(Figure record extracts)
* * * *
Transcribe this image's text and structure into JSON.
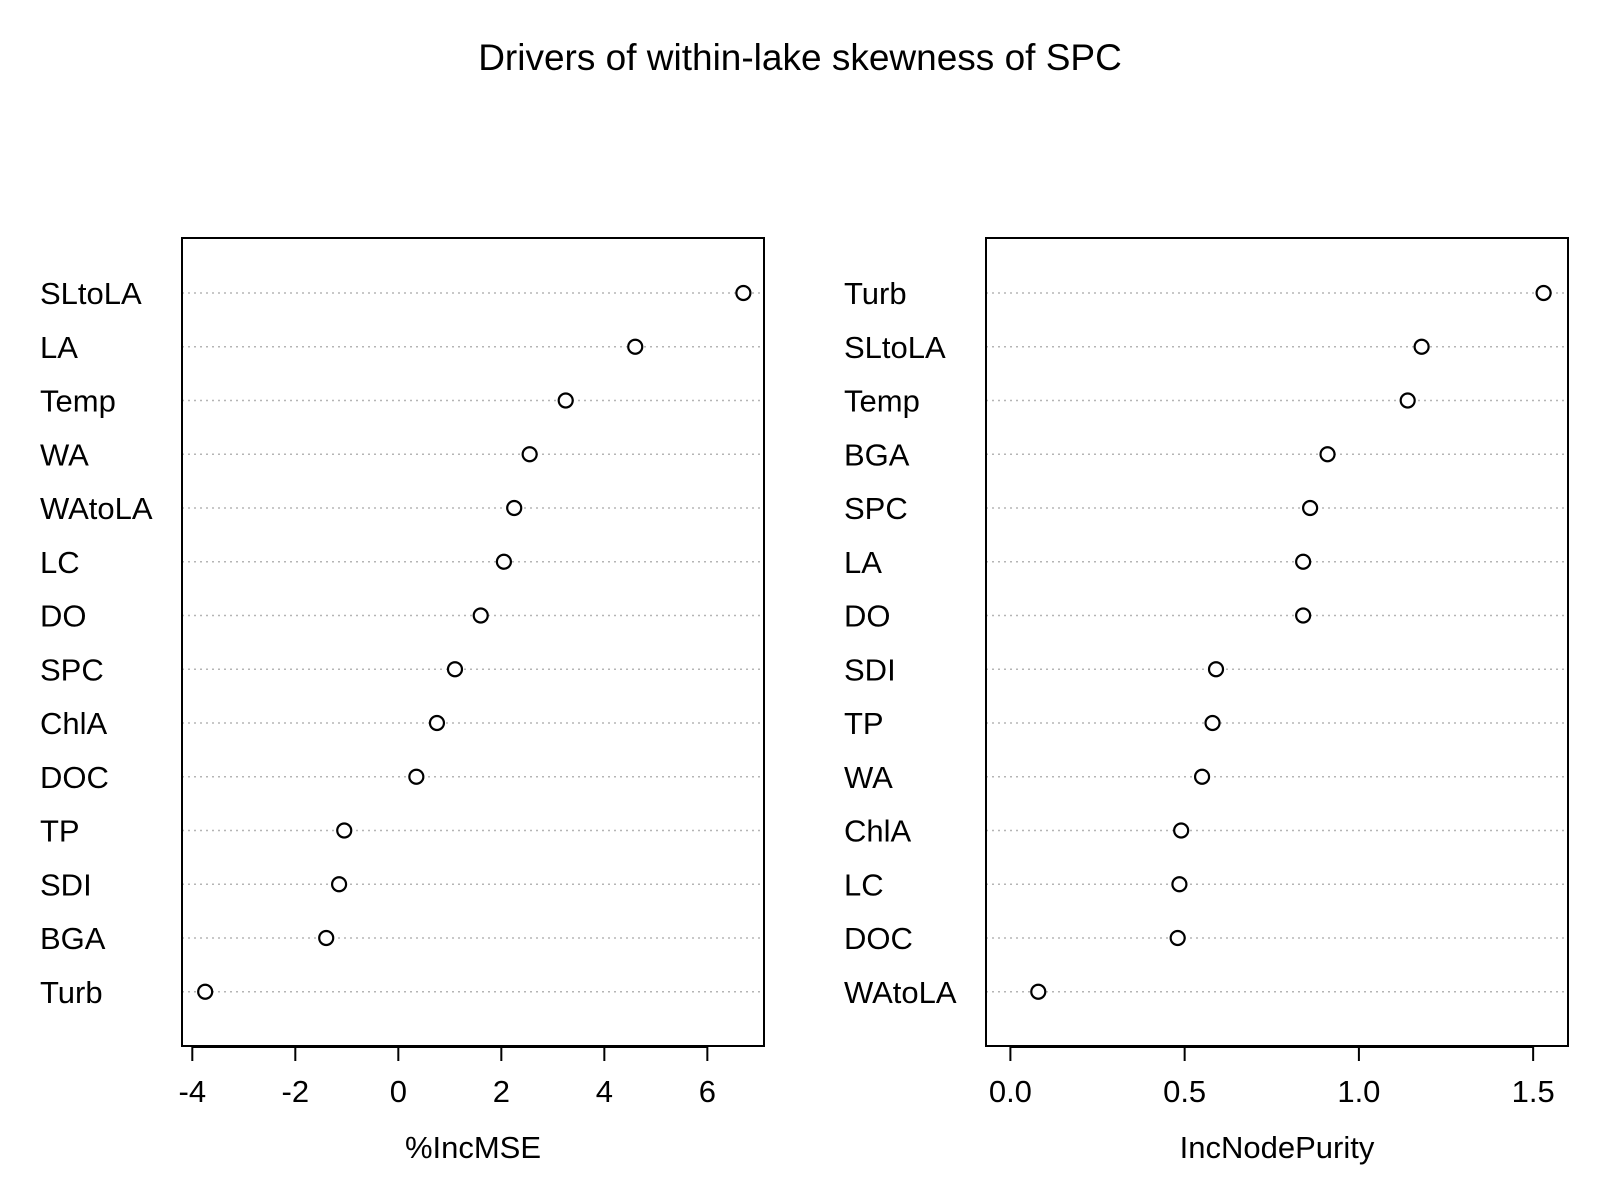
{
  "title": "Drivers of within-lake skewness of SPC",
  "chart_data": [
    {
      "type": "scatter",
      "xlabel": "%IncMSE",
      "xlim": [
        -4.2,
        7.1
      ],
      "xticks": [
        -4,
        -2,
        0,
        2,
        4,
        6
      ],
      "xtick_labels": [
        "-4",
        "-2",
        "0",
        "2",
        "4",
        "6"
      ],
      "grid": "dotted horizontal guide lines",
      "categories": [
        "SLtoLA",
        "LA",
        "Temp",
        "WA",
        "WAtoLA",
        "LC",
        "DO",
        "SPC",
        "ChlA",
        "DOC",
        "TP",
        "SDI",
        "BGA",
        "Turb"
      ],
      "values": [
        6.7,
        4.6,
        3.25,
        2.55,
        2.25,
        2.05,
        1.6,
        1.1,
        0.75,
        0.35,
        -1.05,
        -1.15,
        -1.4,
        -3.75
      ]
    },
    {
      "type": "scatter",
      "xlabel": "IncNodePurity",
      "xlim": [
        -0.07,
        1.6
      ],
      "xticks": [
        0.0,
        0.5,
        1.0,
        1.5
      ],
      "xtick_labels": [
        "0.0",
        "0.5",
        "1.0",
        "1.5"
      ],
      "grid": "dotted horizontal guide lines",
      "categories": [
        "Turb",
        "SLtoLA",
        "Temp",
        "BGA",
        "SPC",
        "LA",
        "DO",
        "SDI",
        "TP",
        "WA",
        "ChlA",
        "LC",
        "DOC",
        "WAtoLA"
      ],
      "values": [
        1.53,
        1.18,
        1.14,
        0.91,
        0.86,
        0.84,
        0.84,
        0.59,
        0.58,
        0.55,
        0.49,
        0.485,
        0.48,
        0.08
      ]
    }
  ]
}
* * * *
**Instruction**
Return the whole listing, word for word, and leave out every picture.

**Task solution**
Transcribe this image's text and structure into JSON.
{
  "title": "Drivers of within-lake skewness of SPC",
  "chart_data": [
    {
      "type": "scatter",
      "xlabel": "%IncMSE",
      "xlim": [
        -4.2,
        7.1
      ],
      "xticks": [
        -4,
        -2,
        0,
        2,
        4,
        6
      ],
      "xtick_labels": [
        "-4",
        "-2",
        "0",
        "2",
        "4",
        "6"
      ],
      "grid": "dotted horizontal guide lines",
      "categories": [
        "SLtoLA",
        "LA",
        "Temp",
        "WA",
        "WAtoLA",
        "LC",
        "DO",
        "SPC",
        "ChlA",
        "DOC",
        "TP",
        "SDI",
        "BGA",
        "Turb"
      ],
      "values": [
        6.7,
        4.6,
        3.25,
        2.55,
        2.25,
        2.05,
        1.6,
        1.1,
        0.75,
        0.35,
        -1.05,
        -1.15,
        -1.4,
        -3.75
      ]
    },
    {
      "type": "scatter",
      "xlabel": "IncNodePurity",
      "xlim": [
        -0.07,
        1.6
      ],
      "xticks": [
        0.0,
        0.5,
        1.0,
        1.5
      ],
      "xtick_labels": [
        "0.0",
        "0.5",
        "1.0",
        "1.5"
      ],
      "grid": "dotted horizontal guide lines",
      "categories": [
        "Turb",
        "SLtoLA",
        "Temp",
        "BGA",
        "SPC",
        "LA",
        "DO",
        "SDI",
        "TP",
        "WA",
        "ChlA",
        "LC",
        "DOC",
        "WAtoLA"
      ],
      "values": [
        1.53,
        1.18,
        1.14,
        0.91,
        0.86,
        0.84,
        0.84,
        0.59,
        0.58,
        0.55,
        0.49,
        0.485,
        0.48,
        0.08
      ]
    }
  ]
}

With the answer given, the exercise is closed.